* _WRITTEN PROBLEM_
Repeat each line of the material below exactly as it appears, minus any pictures.
::: DATA TO PROCESS
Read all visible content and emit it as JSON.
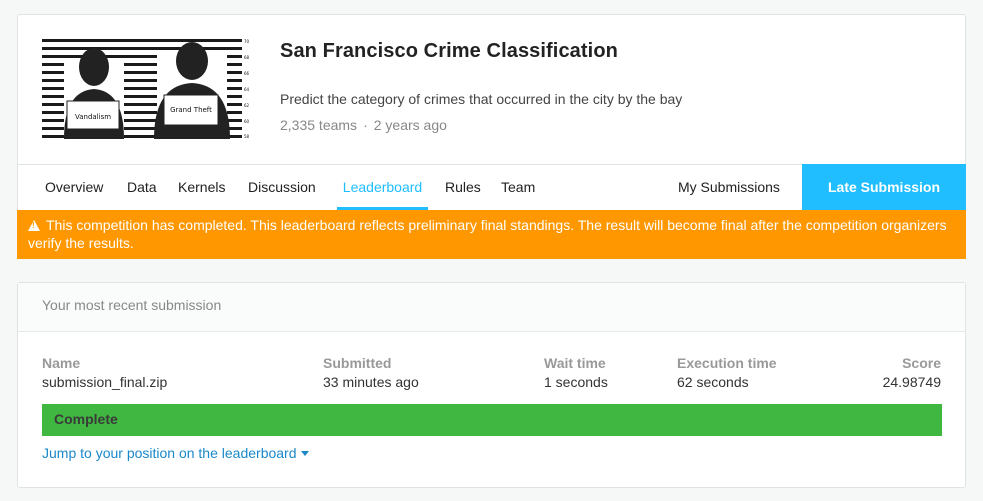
{
  "competition": {
    "banner_icon": "mugshot-lineup-icon",
    "banner_labels": [
      "Vandalism",
      "Grand Theft"
    ],
    "title": "San Francisco Crime Classification",
    "description": "Predict the category of crimes that occurred in the city by the bay",
    "teams": "2,335 teams",
    "separator": "·",
    "age": "2 years ago"
  },
  "nav": {
    "tabs": [
      {
        "label": "Overview"
      },
      {
        "label": "Data"
      },
      {
        "label": "Kernels"
      },
      {
        "label": "Discussion"
      },
      {
        "label": "Leaderboard",
        "active": true
      },
      {
        "label": "Rules"
      },
      {
        "label": "Team"
      }
    ],
    "my_submissions": "My Submissions",
    "late_submission": "Late Submission"
  },
  "alert": {
    "icon": "warning-icon",
    "text": "This competition has completed. This leaderboard reflects preliminary final standings. The result will become final after the competition organizers verify the results."
  },
  "submission": {
    "heading": "Your most recent submission",
    "columns": {
      "name": {
        "label": "Name",
        "value": "submission_final.zip"
      },
      "submitted": {
        "label": "Submitted",
        "value": "33 minutes ago"
      },
      "wait": {
        "label": "Wait time",
        "value": "1 seconds"
      },
      "execution": {
        "label": "Execution time",
        "value": "62 seconds"
      },
      "score": {
        "label": "Score",
        "value": "24.98749"
      }
    },
    "status": "Complete",
    "jump_link": "Jump to your position on the leaderboard"
  },
  "colors": {
    "accent": "#20beff",
    "alert": "#ff9700",
    "complete": "#3fb740",
    "link": "#1a88c9"
  }
}
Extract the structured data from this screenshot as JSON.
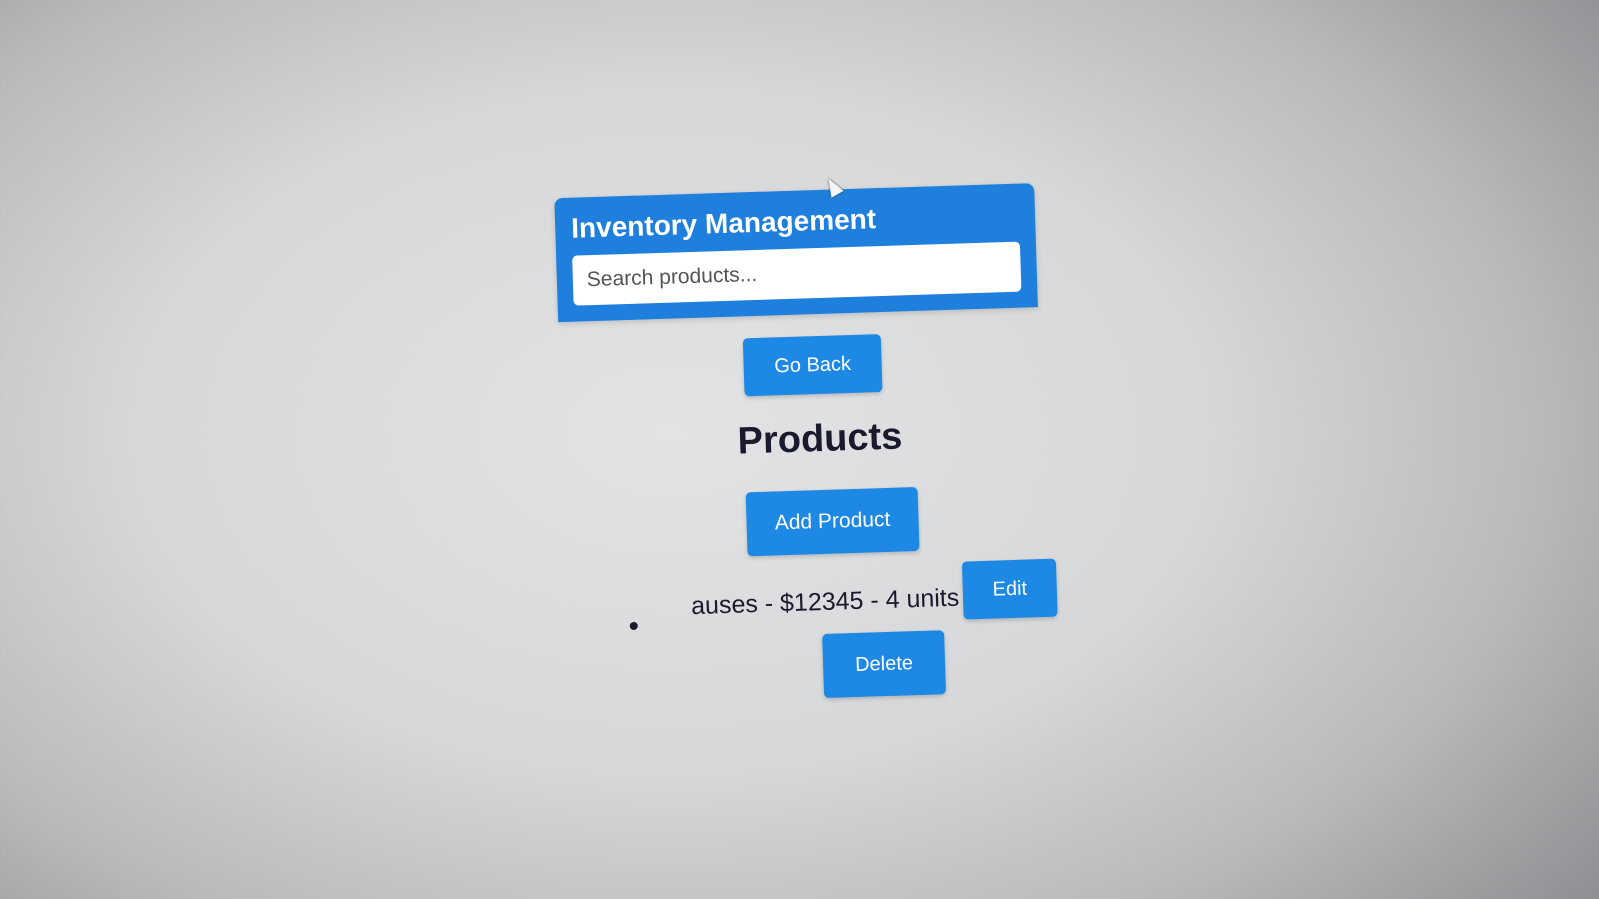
{
  "header": {
    "title": "Inventory Management",
    "search_placeholder": "Search products..."
  },
  "actions": {
    "go_back_label": "Go Back",
    "add_product_label": "Add Product"
  },
  "products_section": {
    "heading": "Products",
    "items": [
      {
        "text": "auses - $12345 - 4 units",
        "edit_label": "Edit",
        "delete_label": "Delete"
      }
    ]
  },
  "colors": {
    "header_bg": "#1e7fdc",
    "button_bg": "#1e88e5",
    "button_text": "#ffffff",
    "heading_text": "#1a1a2e"
  },
  "icons": {
    "cursor": "mouse-pointer-icon",
    "bullet": "list-bullet-icon"
  }
}
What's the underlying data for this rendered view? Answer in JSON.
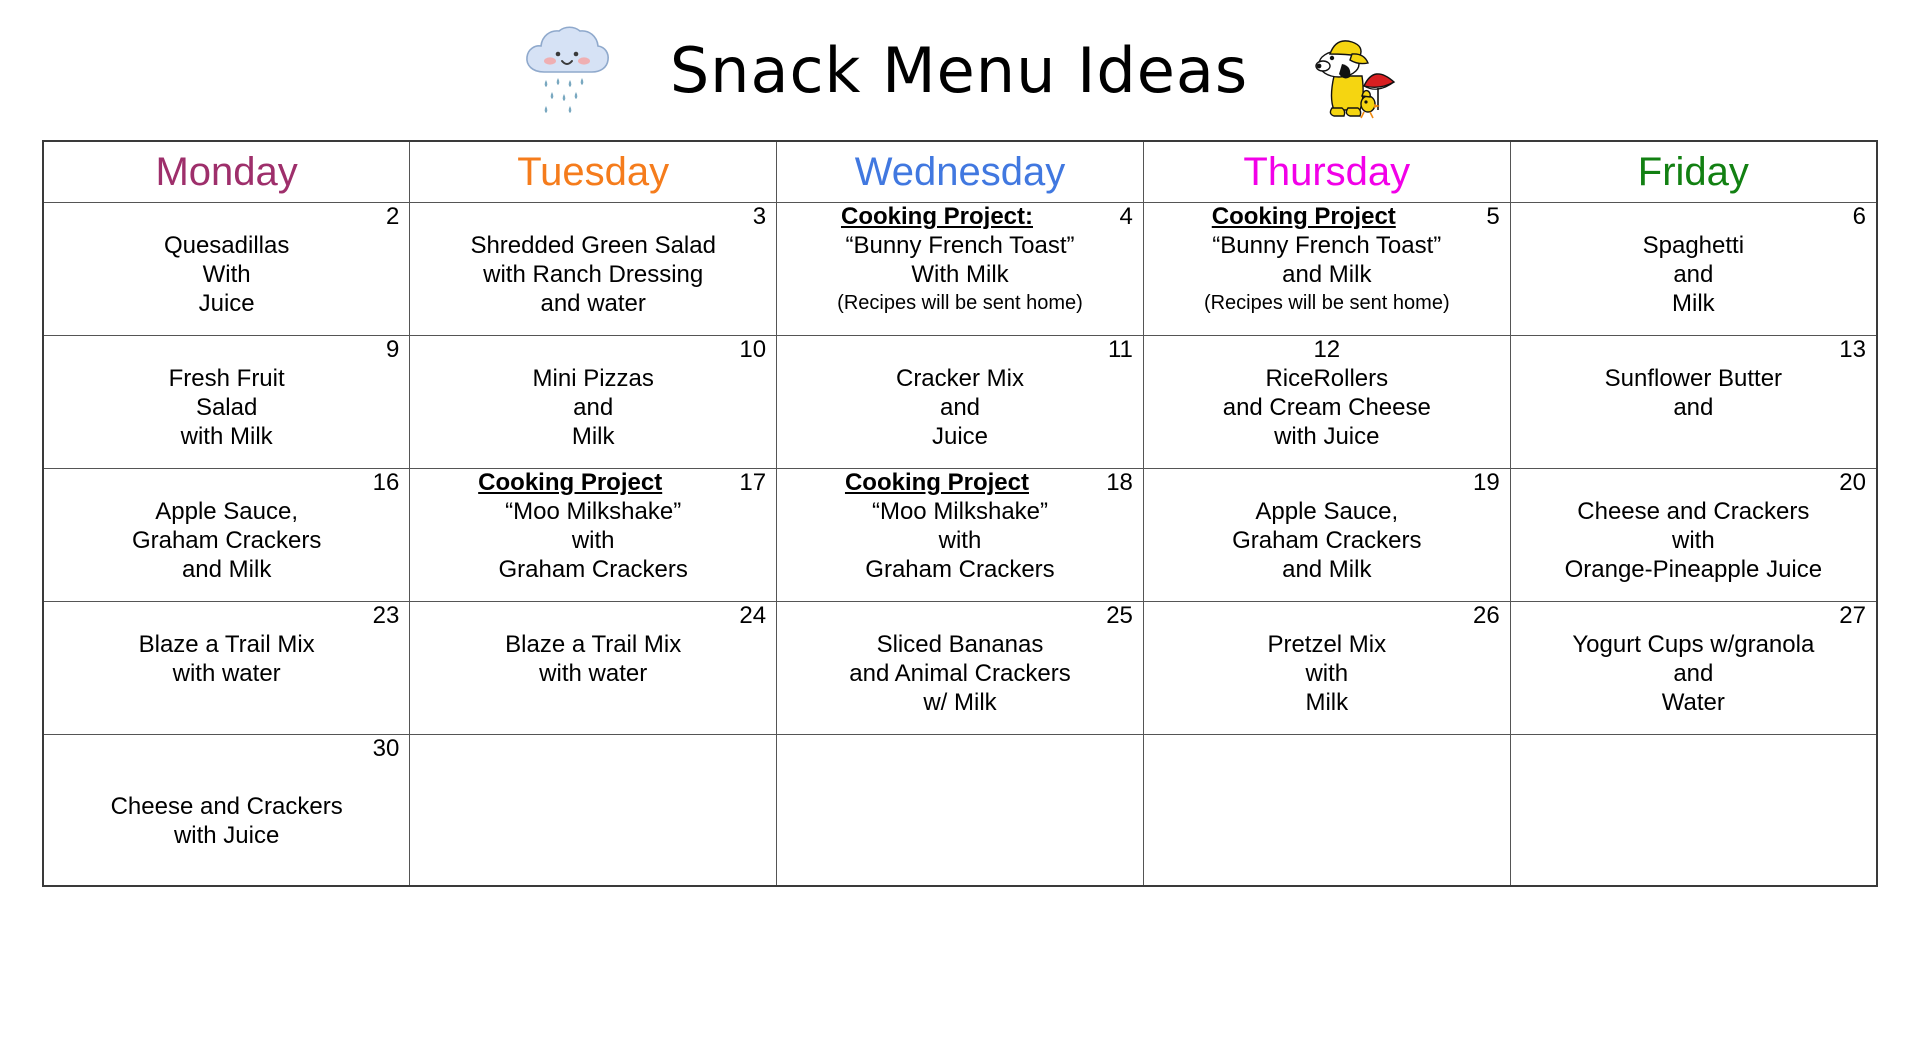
{
  "header": {
    "title": "Snack Menu Ideas",
    "left_icon": "rain-cloud-icon",
    "right_icon": "snoopy-raincoat-icon"
  },
  "calendar": {
    "day_headers": [
      {
        "label": "Monday",
        "color": "#9E2F6B"
      },
      {
        "label": "Tuesday",
        "color": "#F57C1C"
      },
      {
        "label": "Wednesday",
        "color": "#4178E0"
      },
      {
        "label": "Thursday",
        "color": "#F200E8"
      },
      {
        "label": "Friday",
        "color": "#128012"
      }
    ],
    "weeks": [
      [
        {
          "date": "2",
          "date_align": "right",
          "project": "",
          "lines": [
            "Quesadillas",
            "With",
            "Juice"
          ],
          "note": ""
        },
        {
          "date": "3",
          "date_align": "right",
          "project": "",
          "lines": [
            "Shredded Green Salad",
            "with Ranch Dressing",
            "and water"
          ],
          "note": ""
        },
        {
          "date": "4",
          "date_align": "right",
          "project": "Cooking Project:",
          "lines": [
            "“Bunny French Toast”",
            "With Milk"
          ],
          "note": "(Recipes will be sent home)"
        },
        {
          "date": "5",
          "date_align": "right",
          "project": "Cooking Project",
          "lines": [
            "“Bunny French Toast”",
            "and Milk"
          ],
          "note": "(Recipes will be sent home)"
        },
        {
          "date": "6",
          "date_align": "right",
          "project": "",
          "lines": [
            "Spaghetti",
            "and",
            "Milk"
          ],
          "note": ""
        }
      ],
      [
        {
          "date": "9",
          "date_align": "right",
          "project": "",
          "lines": [
            "Fresh Fruit",
            "Salad",
            "with Milk"
          ],
          "note": ""
        },
        {
          "date": "10",
          "date_align": "right",
          "project": "",
          "lines": [
            "Mini Pizzas",
            "and",
            "Milk"
          ],
          "note": ""
        },
        {
          "date": "11",
          "date_align": "right",
          "project": "",
          "lines": [
            "Cracker Mix",
            "and",
            "Juice"
          ],
          "note": ""
        },
        {
          "date": "12",
          "date_align": "center",
          "project": "",
          "lines": [
            "RiceRollers",
            "and Cream Cheese",
            "with Juice"
          ],
          "note": ""
        },
        {
          "date": "13",
          "date_align": "right",
          "project": "",
          "lines": [
            "Sunflower Butter",
            "and"
          ],
          "note": ""
        }
      ],
      [
        {
          "date": "16",
          "date_align": "right",
          "project": "",
          "lines": [
            "Apple Sauce,",
            "Graham Crackers",
            "and Milk"
          ],
          "note": ""
        },
        {
          "date": "17",
          "date_align": "right",
          "project": "Cooking Project",
          "lines": [
            "“Moo Milkshake”",
            "with",
            "Graham Crackers"
          ],
          "note": ""
        },
        {
          "date": "18",
          "date_align": "right",
          "project": "Cooking Project",
          "lines": [
            "“Moo Milkshake”",
            "with",
            "Graham Crackers"
          ],
          "note": ""
        },
        {
          "date": "19",
          "date_align": "right",
          "project": "",
          "lines": [
            "Apple Sauce,",
            "Graham Crackers",
            "and Milk"
          ],
          "note": ""
        },
        {
          "date": "20",
          "date_align": "right",
          "project": "",
          "lines": [
            "Cheese and Crackers",
            "with",
            "Orange-Pineapple Juice"
          ],
          "note": ""
        }
      ],
      [
        {
          "date": "23",
          "date_align": "right",
          "project": "",
          "lines": [
            "Blaze a Trail Mix",
            "with water"
          ],
          "note": ""
        },
        {
          "date": "24",
          "date_align": "right",
          "project": "",
          "lines": [
            "Blaze a Trail Mix",
            "with water"
          ],
          "note": ""
        },
        {
          "date": "25",
          "date_align": "right",
          "project": "",
          "lines": [
            "Sliced Bananas",
            "and Animal Crackers",
            "w/ Milk"
          ],
          "note": ""
        },
        {
          "date": "26",
          "date_align": "right",
          "project": "",
          "lines": [
            "Pretzel Mix",
            "with",
            "Milk"
          ],
          "note": ""
        },
        {
          "date": "27",
          "date_align": "right",
          "project": "",
          "lines": [
            "Yogurt Cups w/granola",
            "and",
            "Water"
          ],
          "note": ""
        }
      ],
      [
        {
          "date": "30",
          "date_align": "right",
          "project": "",
          "lines": [
            "",
            "Cheese and Crackers",
            "with Juice"
          ],
          "note": ""
        },
        {
          "date": "",
          "date_align": "right",
          "project": "",
          "lines": [],
          "note": ""
        },
        {
          "date": "",
          "date_align": "right",
          "project": "",
          "lines": [],
          "note": ""
        },
        {
          "date": "",
          "date_align": "right",
          "project": "",
          "lines": [],
          "note": ""
        },
        {
          "date": "",
          "date_align": "right",
          "project": "",
          "lines": [],
          "note": ""
        }
      ]
    ]
  }
}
::::::
* _TASK SOLUTION_
Read all visible content and emit it as JSON.
{
  "competition": {
    "banner_icon": "mugshot-lineup-icon",
    "banner_labels": [
      "Vandalism",
      "Grand Theft"
    ],
    "title": "San Francisco Crime Classification",
    "description": "Predict the category of crimes that occurred in the city by the bay",
    "teams": "2,335 teams",
    "separator": "·",
    "age": "2 years ago"
  },
  "nav": {
    "tabs": [
      {
        "label": "Overview"
      },
      {
        "label": "Data"
      },
      {
        "label": "Kernels"
      },
      {
        "label": "Discussion"
      },
      {
        "label": "Leaderboard",
        "active": true
      },
      {
        "label": "Rules"
      },
      {
        "label": "Team"
      }
    ],
    "my_submissions": "My Submissions",
    "late_submission": "Late Submission"
  },
  "alert": {
    "icon": "warning-icon",
    "text": "This competition has completed. This leaderboard reflects preliminary final standings. The result will become final after the competition organizers verify the results."
  },
  "submission": {
    "heading": "Your most recent submission",
    "columns": {
      "name": {
        "label": "Name",
        "value": "submission_final.zip"
      },
      "submitted": {
        "label": "Submitted",
        "value": "33 minutes ago"
      },
      "wait": {
        "label": "Wait time",
        "value": "1 seconds"
      },
      "execution": {
        "label": "Execution time",
        "value": "62 seconds"
      },
      "score": {
        "label": "Score",
        "value": "24.98749"
      }
    },
    "status": "Complete",
    "jump_link": "Jump to your position on the leaderboard"
  },
  "colors": {
    "accent": "#20beff",
    "alert": "#ff9700",
    "complete": "#3fb740",
    "link": "#1a88c9"
  }
}
Extract the structured data from this screenshot as JSON.
{
  "header": {
    "title": "Inventory Management",
    "search_placeholder": "Search products..."
  },
  "actions": {
    "go_back_label": "Go Back",
    "add_product_label": "Add Product"
  },
  "products_section": {
    "heading": "Products",
    "items": [
      {
        "text": "auses - $12345 - 4 units",
        "edit_label": "Edit",
        "delete_label": "Delete"
      }
    ]
  },
  "colors": {
    "header_bg": "#1e7fdc",
    "button_bg": "#1e88e5",
    "button_text": "#ffffff",
    "heading_text": "#1a1a2e"
  },
  "icons": {
    "cursor": "mouse-pointer-icon",
    "bullet": "list-bullet-icon"
  }
}
What's the underlying data for this rendered view? Answer in JSON.
{
  "header": {
    "title": "Snack Menu Ideas",
    "left_icon": "rain-cloud-icon",
    "right_icon": "snoopy-raincoat-icon"
  },
  "calendar": {
    "day_headers": [
      {
        "label": "Monday",
        "color": "#9E2F6B"
      },
      {
        "label": "Tuesday",
        "color": "#F57C1C"
      },
      {
        "label": "Wednesday",
        "color": "#4178E0"
      },
      {
        "label": "Thursday",
        "color": "#F200E8"
      },
      {
        "label": "Friday",
        "color": "#128012"
      }
    ],
    "weeks": [
      [
        {
          "date": "2",
          "date_align": "right",
          "project": "",
          "lines": [
            "Quesadillas",
            "With",
            "Juice"
          ],
          "note": ""
        },
        {
          "date": "3",
          "date_align": "right",
          "project": "",
          "lines": [
            "Shredded Green Salad",
            "with Ranch Dressing",
            "and water"
          ],
          "note": ""
        },
        {
          "date": "4",
          "date_align": "right",
          "project": "Cooking Project:",
          "lines": [
            "“Bunny French Toast”",
            "With Milk"
          ],
          "note": "(Recipes will be sent home)"
        },
        {
          "date": "5",
          "date_align": "right",
          "project": "Cooking Project",
          "lines": [
            "“Bunny French Toast”",
            "and Milk"
          ],
          "note": "(Recipes will be sent home)"
        },
        {
          "date": "6",
          "date_align": "right",
          "project": "",
          "lines": [
            "Spaghetti",
            "and",
            "Milk"
          ],
          "note": ""
        }
      ],
      [
        {
          "date": "9",
          "date_align": "right",
          "project": "",
          "lines": [
            "Fresh Fruit",
            "Salad",
            "with Milk"
          ],
          "note": ""
        },
        {
          "date": "10",
          "date_align": "right",
          "project": "",
          "lines": [
            "Mini Pizzas",
            "and",
            "Milk"
          ],
          "note": ""
        },
        {
          "date": "11",
          "date_align": "right",
          "project": "",
          "lines": [
            "Cracker Mix",
            "and",
            "Juice"
          ],
          "note": ""
        },
        {
          "date": "12",
          "date_align": "center",
          "project": "",
          "lines": [
            "RiceRollers",
            "and Cream Cheese",
            "with Juice"
          ],
          "note": ""
        },
        {
          "date": "13",
          "date_align": "right",
          "project": "",
          "lines": [
            "Sunflower Butter",
            "and"
          ],
          "note": ""
        }
      ],
      [
        {
          "date": "16",
          "date_align": "right",
          "project": "",
          "lines": [
            "Apple Sauce,",
            "Graham Crackers",
            "and Milk"
          ],
          "note": ""
        },
        {
          "date": "17",
          "date_align": "right",
          "project": "Cooking Project",
          "lines": [
            "“Moo Milkshake”",
            "with",
            "Graham Crackers"
          ],
          "note": ""
        },
        {
          "date": "18",
          "date_align": "right",
          "project": "Cooking Project",
          "lines": [
            "“Moo Milkshake”",
            "with",
            "Graham Crackers"
          ],
          "note": ""
        },
        {
          "date": "19",
          "date_align": "right",
          "project": "",
          "lines": [
            "Apple Sauce,",
            "Graham Crackers",
            "and Milk"
          ],
          "note": ""
        },
        {
          "date": "20",
          "date_align": "right",
          "project": "",
          "lines": [
            "Cheese and Crackers",
            "with",
            "Orange-Pineapple Juice"
          ],
          "note": ""
        }
      ],
      [
        {
          "date": "23",
          "date_align": "right",
          "project": "",
          "lines": [
            "Blaze a Trail Mix",
            "with water"
          ],
          "note": ""
        },
        {
          "date": "24",
          "date_align": "right",
          "project": "",
          "lines": [
            "Blaze a Trail Mix",
            "with water"
          ],
          "note": ""
        },
        {
          "date": "25",
          "date_align": "right",
          "project": "",
          "lines": [
            "Sliced Bananas",
            "and Animal Crackers",
            "w/ Milk"
          ],
          "note": ""
        },
        {
          "date": "26",
          "date_align": "right",
          "project": "",
          "lines": [
            "Pretzel Mix",
            "with",
            "Milk"
          ],
          "note": ""
        },
        {
          "date": "27",
          "date_align": "right",
          "project": "",
          "lines": [
            "Yogurt Cups w/granola",
            "and",
            "Water"
          ],
          "note": ""
        }
      ],
      [
        {
          "date": "30",
          "date_align": "right",
          "project": "",
          "lines": [
            "",
            "Cheese and Crackers",
            "with Juice"
          ],
          "note": ""
        },
        {
          "date": "",
          "date_align": "right",
          "project": "",
          "lines": [],
          "note": ""
        },
        {
          "date": "",
          "date_align": "right",
          "project": "",
          "lines": [],
          "note": ""
        },
        {
          "date": "",
          "date_align": "right",
          "project": "",
          "lines": [],
          "note": ""
        },
        {
          "date": "",
          "date_align": "right",
          "project": "",
          "lines": [],
          "note": ""
        }
      ]
    ]
  }
}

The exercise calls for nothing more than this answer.